— Problem description —
Filter the entries, keeping every line with the word "педагогиче".

— Entries supplied —
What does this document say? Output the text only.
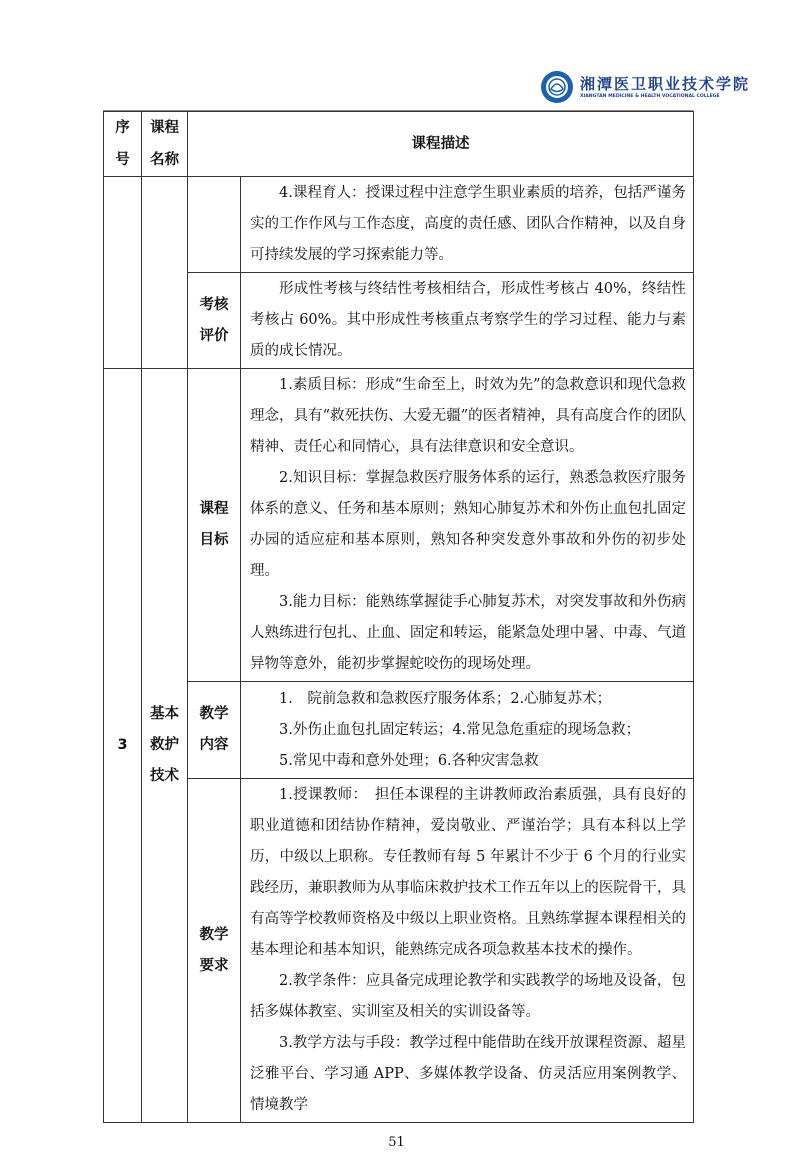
湘潭医卫职业技术学院
XIANGTAN MEDICINE & HEALTH VOCATIONAL COLLEGE
序号	课程名称	课程描述	

			4.课程育人：授课过程中注意学生职业素质的培养，包括严谨务实的工作作风与工作态度，高度的责任感、团队合作精神，以及自身可持续发展的学习探索能力等。

		考核评价	形成性考核与终结性考核相结合，形成性考核占 40%，终结性考核占 60%。其中形成性考核重点考察学生的学习过程、能力与素质的成长情况。

3	基本救护技术	课程目标	1.素质目标：形成“生命至上，时效为先”的急救意识和现代急救理念，具有“救死扶伤、大爱无疆”的医者精神，具有高度合作的团队精神、责任心和同情心，具有法律意识和安全意识。

2.知识目标：掌握急救医疗服务体系的运行，熟悉急救医疗服务体系的意义、任务和基本原则；熟知心肺复苏术和外伤止血包扎固定办园的适应症和基本原则，熟知各种突发意外事故和外伤的初步处理。

3.能力目标：能熟练掌握徒手心肺复苏术，对突发事故和外伤病人熟练进行包扎、止血、固定和转运，能紧急处理中暑、中毒、气道异物等意外，能初步掌握蛇咬伤的现场处理。

		教学内容	1.　院前急救和急救医疗服务体系；2.心肺复苏术；

3.外伤止血包扎固定转运；4.常见急危重症的现场急救；

5.常见中毒和意外处理；6.各种灾害急救

		教学要求	1.授课教师：　担任本课程的主讲教师政治素质强，具有良好的职业道德和团结协作精神，爱岗敬业、严谨治学；具有本科以上学历，中级以上职称。专任教师有每 5 年累计不少于 6 个月的行业实践经历，兼职教师为从事临床救护技术工作五年以上的医院骨干，具有高等学校教师资格及中级以上职业资格。且熟练掌握本课程相关的基本理论和基本知识，能熟练完成各项急救基本技术的操作。

2.教学条件：应具备完成理论教学和实践教学的场地及设备，包括多媒体教室、实训室及相关的实训设备等。

3.教学方法与手段：教学过程中能借助在线开放课程资源、超星泛雅平台、学习通 APP、多媒体教学设备、仿灵活应用案例教学、情境教学

51
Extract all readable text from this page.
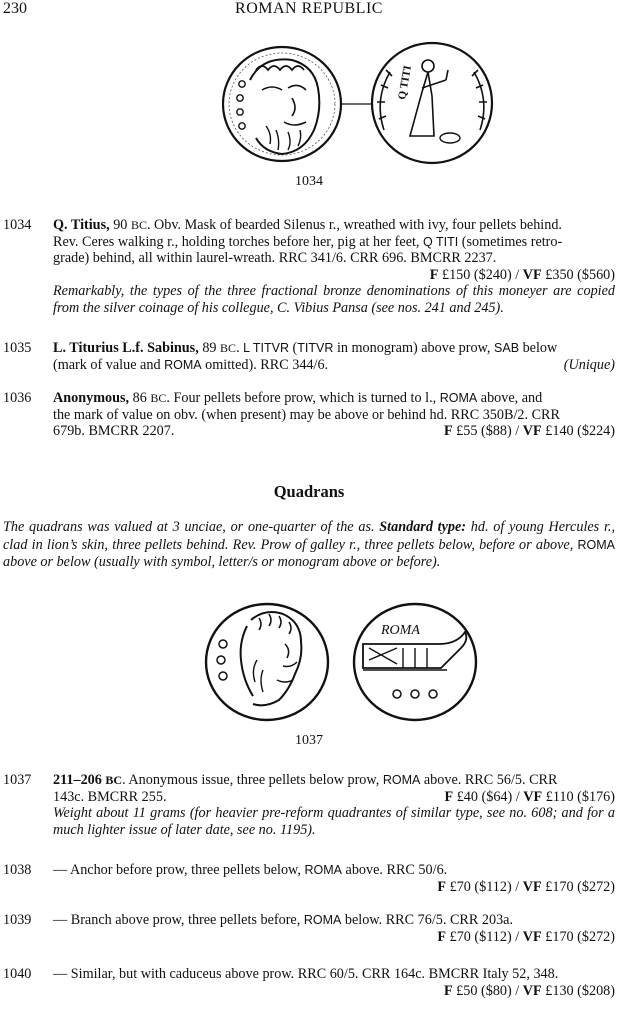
230	ROMAN REPUBLIC
Q TITI
1034
1034 Q. Titius, 90 BC. Obv. Mask of bearded Silenus r., wreathed with ivy, four pellets behind.
Rev. Ceres walking r., holding torches before her, pig at her feet, Q TITI (sometimes retro-
grade) behind, all within laurel-wreath. RRC 341/6. CRR 696. BMCRR 2237.
F £150 ($240) / VF £350 ($560)
Remarkably, the types of the three fractional bronze denominations of this moneyer are copied from the silver coinage of his collegue, C. Vibius Pansa (see nos. 241 and 245).
1035 L. Titurius L.f. Sabinus, 89 BC. L TITVR (TITVR in monogram) above prow, SAB below
(mark of value and ROMA omitted). RRC 344/6.	(Unique)
1036 Anonymous, 86 BC. Four pellets before prow, which is turned to l., ROMA above, and
the mark of value on obv. (when present) may be above or behind hd. RRC 350B/2. CRR
679b. BMCRR 2207.	F £55 ($88) / VF £140 ($224)
Quadrans
The quadrans was valued at 3 unciae, or one-quarter of the as. Standard type: hd. of young Hercules r., clad in lion’s skin, three pellets behind. Rev. Prow of galley r., three pellets below, before or above, ROMA above or below (usually with symbol, letter/s or monogram above or before).
ROMA
1037
1037 211–206 BC. Anonymous issue, three pellets below prow, ROMA above. RRC 56/5. CRR
143c. BMCRR 255.	F £40 ($64) / VF £110 ($176)
Weight about 11 grams (for heavier pre-reform quadrantes of similar type, see no. 608; and for a much lighter issue of later date, see no. 1195).
1038 — Anchor before prow, three pellets below, ROMA above. RRC 50/6.
F £70 ($112) / VF £170 ($272)
1039 — Branch above prow, three pellets before, ROMA below. RRC 76/5. CRR 203a.
F £70 ($112) / VF £170 ($272)
1040 — Similar, but with caduceus above prow. RRC 60/5. CRR 164c. BMCRR Italy 52, 348.
F £50 ($80) / VF £130 ($208)
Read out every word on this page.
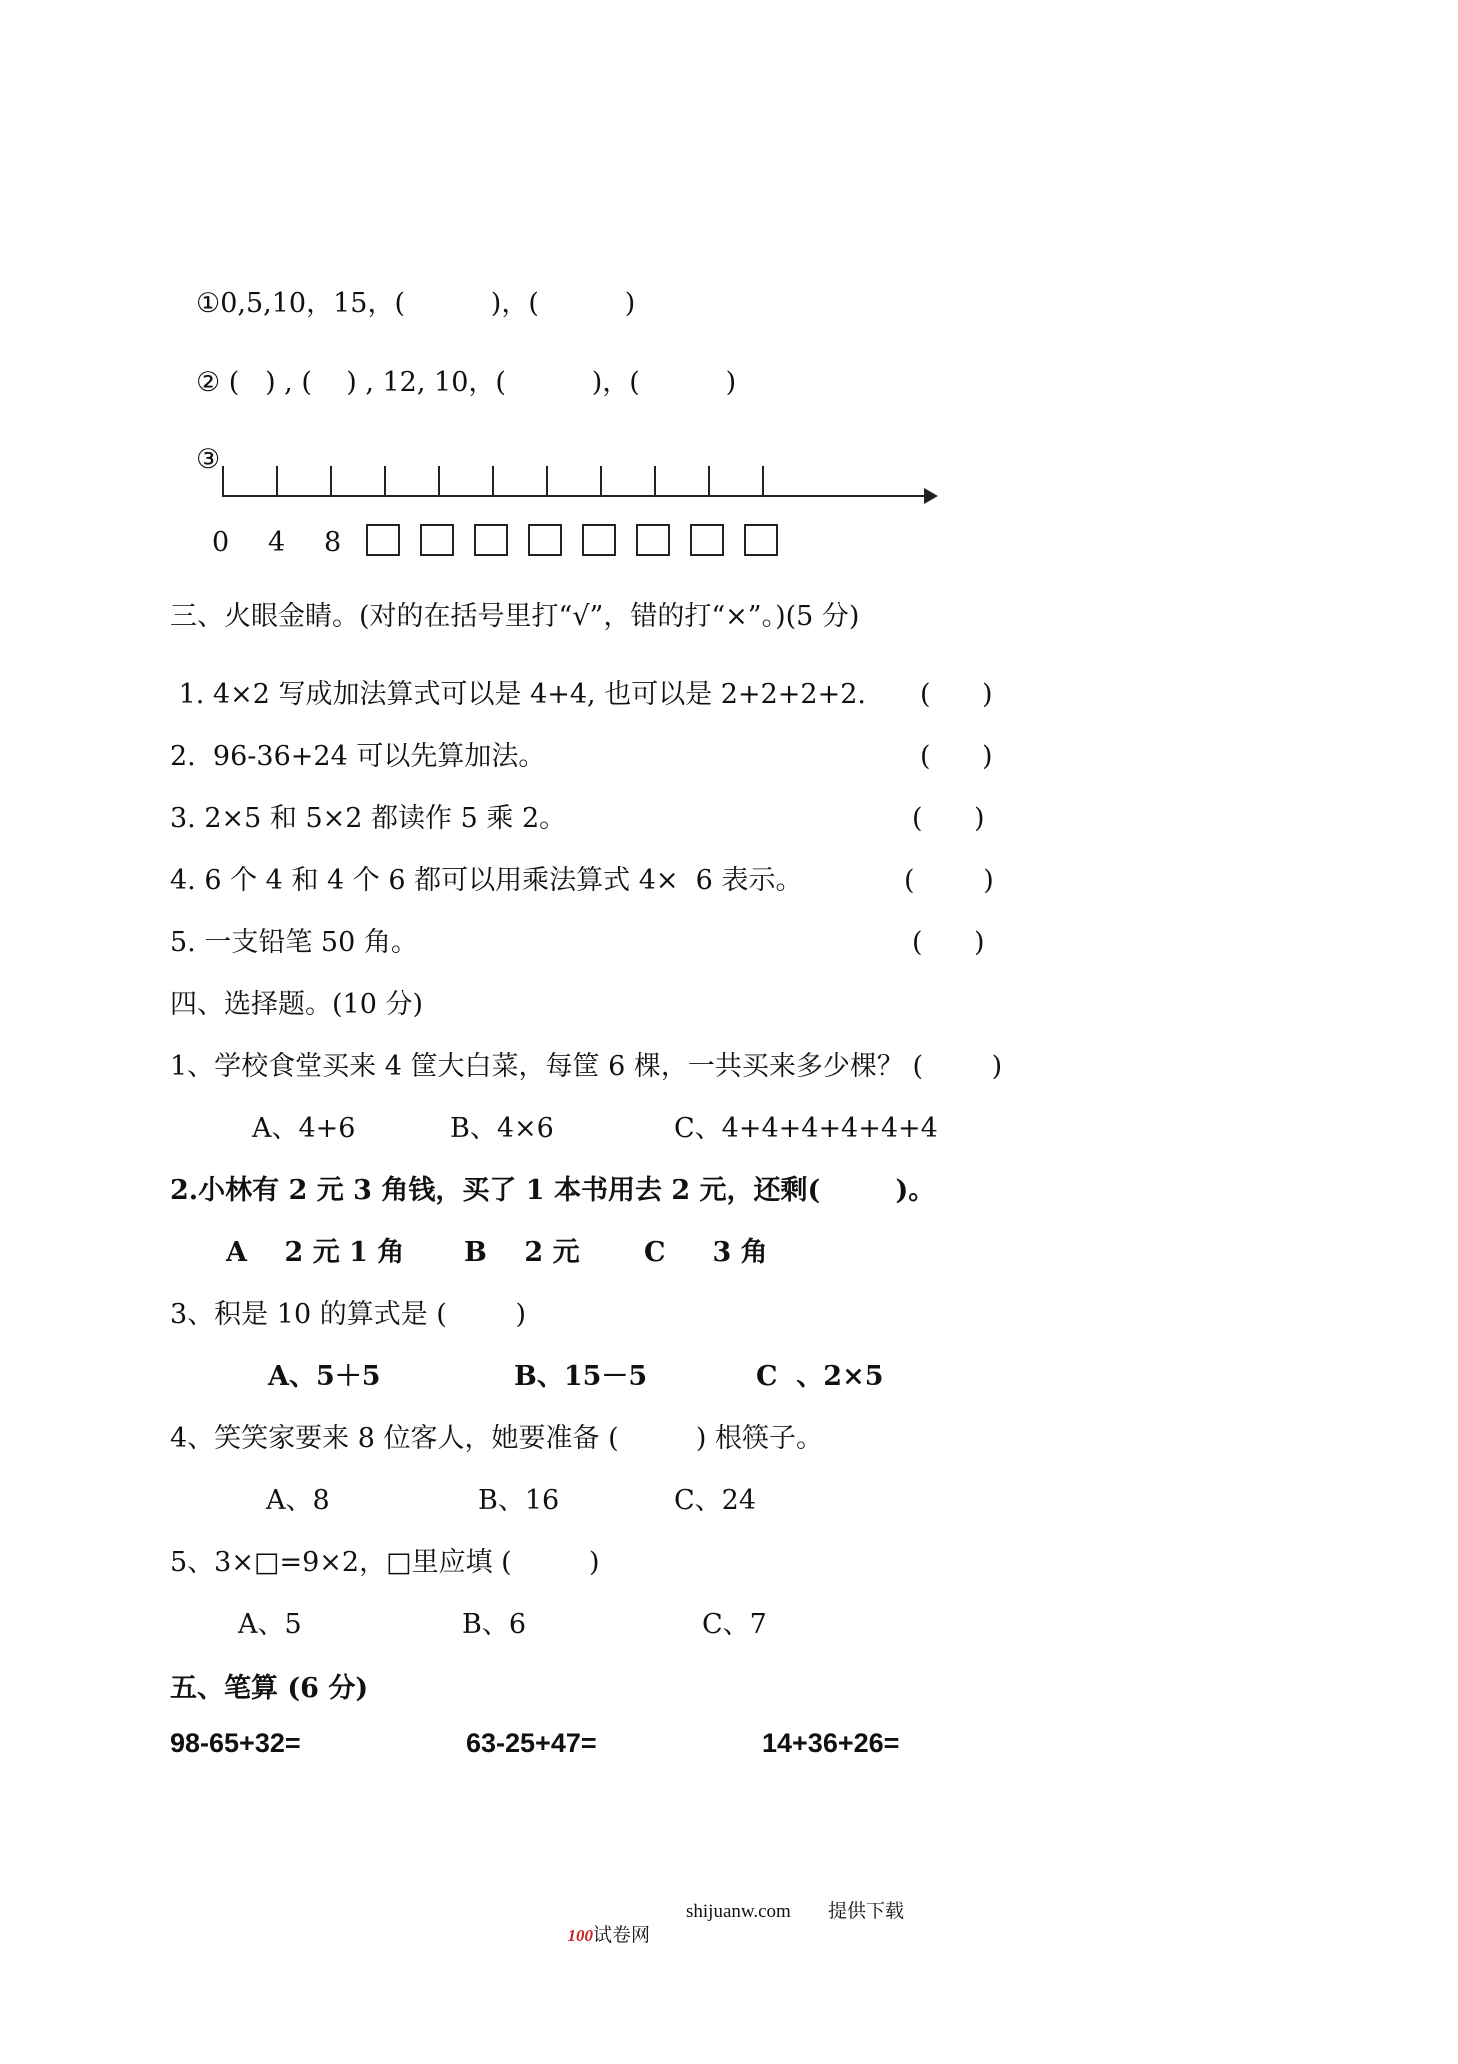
①0,5,10，15，(          )，(          )
② (   ) , (    ) , 12, 10，(          )，(          )
③
0 4 8
三、火眼金睛。(对的在括号里打“√”，错的打“×”。)(5 分)
1. 4×2 写成加法算式可以是 4+4, 也可以是 2+2+2+2. (      )
2.  96-36+24 可以先算加法。	(      )
3. 2×5 和 5×2 都读作 5 乘 2。	(      )
4. 6 个 4 和 4 个 6 都可以用乘法算式 4×  6 表示。	(        )
5. 一支铅笔 50 角。	(      )
四、选择题。(10 分)
1、学校食堂买来 4 筐大白菜，每筐 6 棵，一共买来多少棵？ (        )
A、4+6	B、4×6	C、4+4+4+4+4+4
2.小林有 2 元 3 角钱，买了 1 本书用去 2 元，还剩(        )。
A    2 元 1 角 B    2 元 C     3 角
3、积是 10 的算式是 (        )
A、5＋5	B、15－5	C  、2×5
4、笑笑家要来 8 位客人，她要准备 (         ) 根筷子。
A、8	B、16	C、24
5、3×□=9×2，□里应填 (         )
A、5	B、6	C、7
五、笔算 (6 分)
98-65+32=	63-25+47=	14+36+26=

100试卷网

shijuanw.com 提供下载
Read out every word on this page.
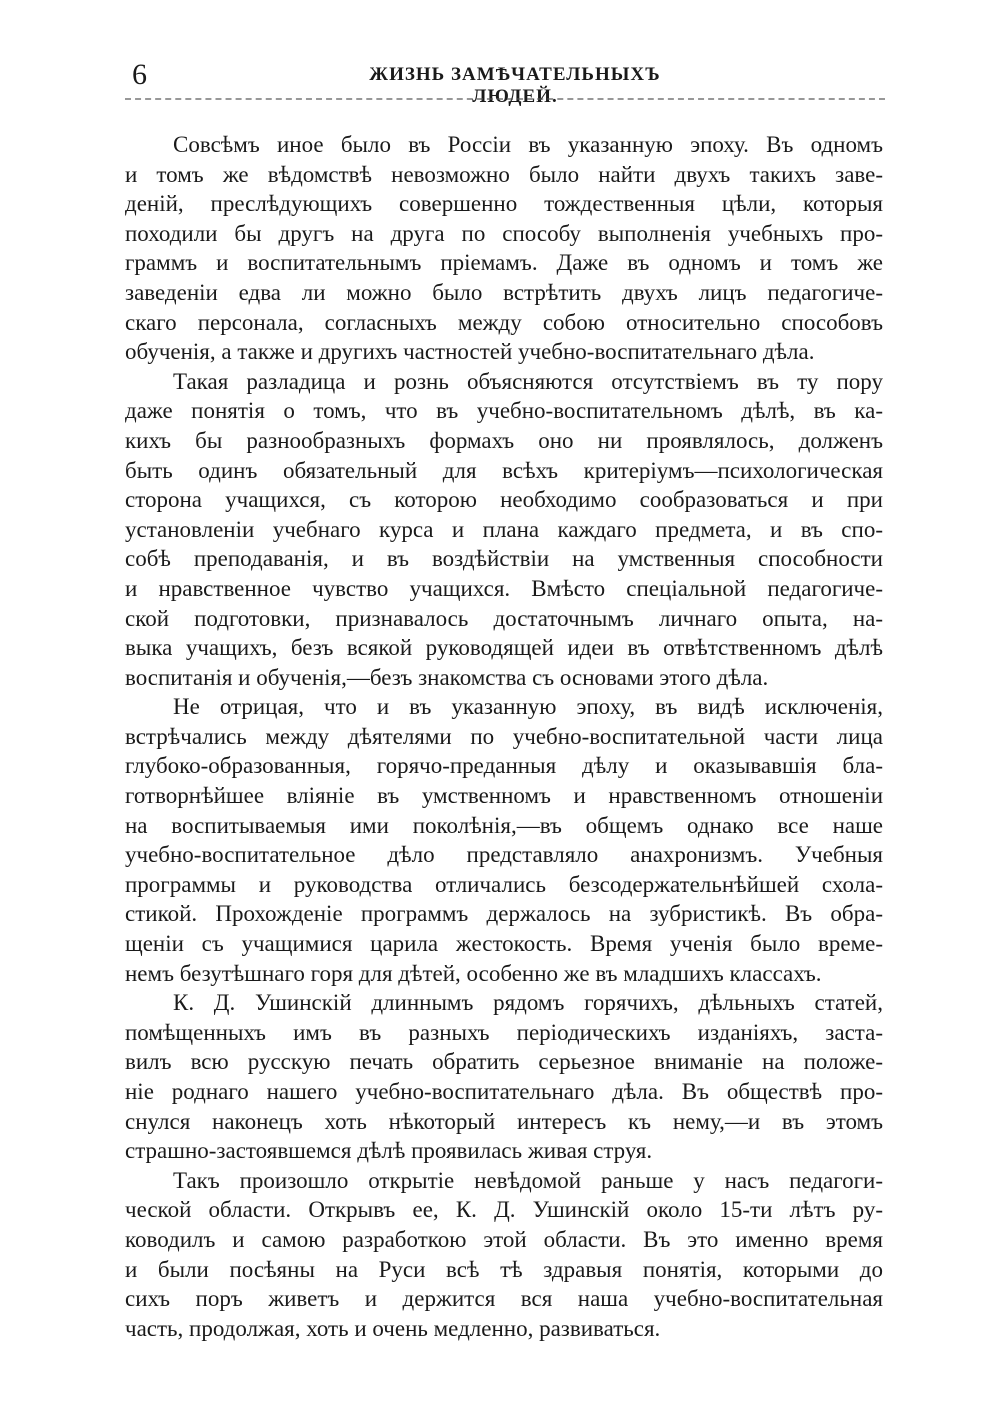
6	ЖИЗНЬ ЗАМѢЧАТЕЛЬНЫХЪ ЛЮДЕЙ.
Совсѣмъ иное было въ Россіи въ указанную эпоху. Въ одномъ
и томъ же вѣдомствѣ невозможно было найти двухъ такихъ заве-
деній, преслѣдующихъ совершенно тождественныя цѣли, которыя
походили бы другъ на друга по способу выполненія учебныхъ про-
граммъ и воспитательнымъ пріемамъ. Даже въ одномъ и томъ же
заведеніи едва ли можно было встрѣтить двухъ лицъ педагогиче-
скаго персонала, согласныхъ между собою относительно способовъ
обученія, а также и другихъ частностей учебно-воспитательнаго дѣла.
Такая разладица и рознь объясняются отсутствіемъ въ ту пору
даже понятія о томъ, что въ учебно-воспитательномъ дѣлѣ, въ ка-
кихъ бы разнообразныхъ формахъ оно ни проявлялось, долженъ
быть одинъ обязательный для всѣхъ критеріумъ—психологическая
сторона учащихся, съ которою необходимо сообразоваться и при
установленіи учебнаго курса и плана каждаго предмета, и въ спо-
собѣ преподаванія, и въ воздѣйствіи на умственныя способности
и нравственное чувство учащихся. Вмѣсто спеціальной педагогиче-
ской подготовки, признавалось достаточнымъ личнаго опыта, на-
выка учащихъ, безъ всякой руководящей идеи въ отвѣтственномъ дѣлѣ
воспитанія и обученія,—безъ знакомства съ основами этого дѣла.
Не отрицая, что и въ указанную эпоху, въ видѣ исключенія,
встрѣчались между дѣятелями по учебно-воспитательной части лица
глубоко-образованныя, горячо-преданныя дѣлу и оказывавшія бла-
готворнѣйшее вліяніе въ умственномъ и нравственномъ отношеніи
на воспитываемыя ими поколѣнія,—въ общемъ однако все наше
учебно-воспитательное дѣло представляло анахронизмъ. Учебныя
программы и руководства отличались безсодержательнѣйшей схола-
стикой. Прохожденіе программъ держалось на зубристикѣ. Въ обра-
щеніи съ учащимися царила жестокость. Время ученія было време-
немъ безутѣшнаго горя для дѣтей, особенно же въ младшихъ классахъ.
К. Д. Ушинскій длиннымъ рядомъ горячихъ, дѣльныхъ статей,
помѣщенныхъ имъ въ разныхъ періодическихъ изданіяхъ, заста-
вилъ всю русскую печать обратить серьезное вниманіе на положе-
ніе роднаго нашего учебно-воспитательнаго дѣла. Въ обществѣ про-
снулся наконецъ хоть нѣкоторый интересъ къ нему,—и въ этомъ
страшно-застоявшемся дѣлѣ проявилась живая струя.
Такъ произошло открытіе невѣдомой раньше у насъ педагоги-
ческой области. Открывъ ее, К. Д. Ушинскій около 15-ти лѣтъ ру-
ководилъ и самою разработкою этой области. Въ это именно время
и были посѣяны на Руси всѣ тѣ здравыя понятія, которыми до
сихъ поръ живетъ и держится вся наша учебно-воспитательная
часть, продолжая, хоть и очень медленно, развиваться.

— Task answer —
заведеніи едва ли можно было встрѣтить двухъ лицъ педагогиче-
и нравственное чувство учащихся. Вмѣсто спеціальной педагогиче-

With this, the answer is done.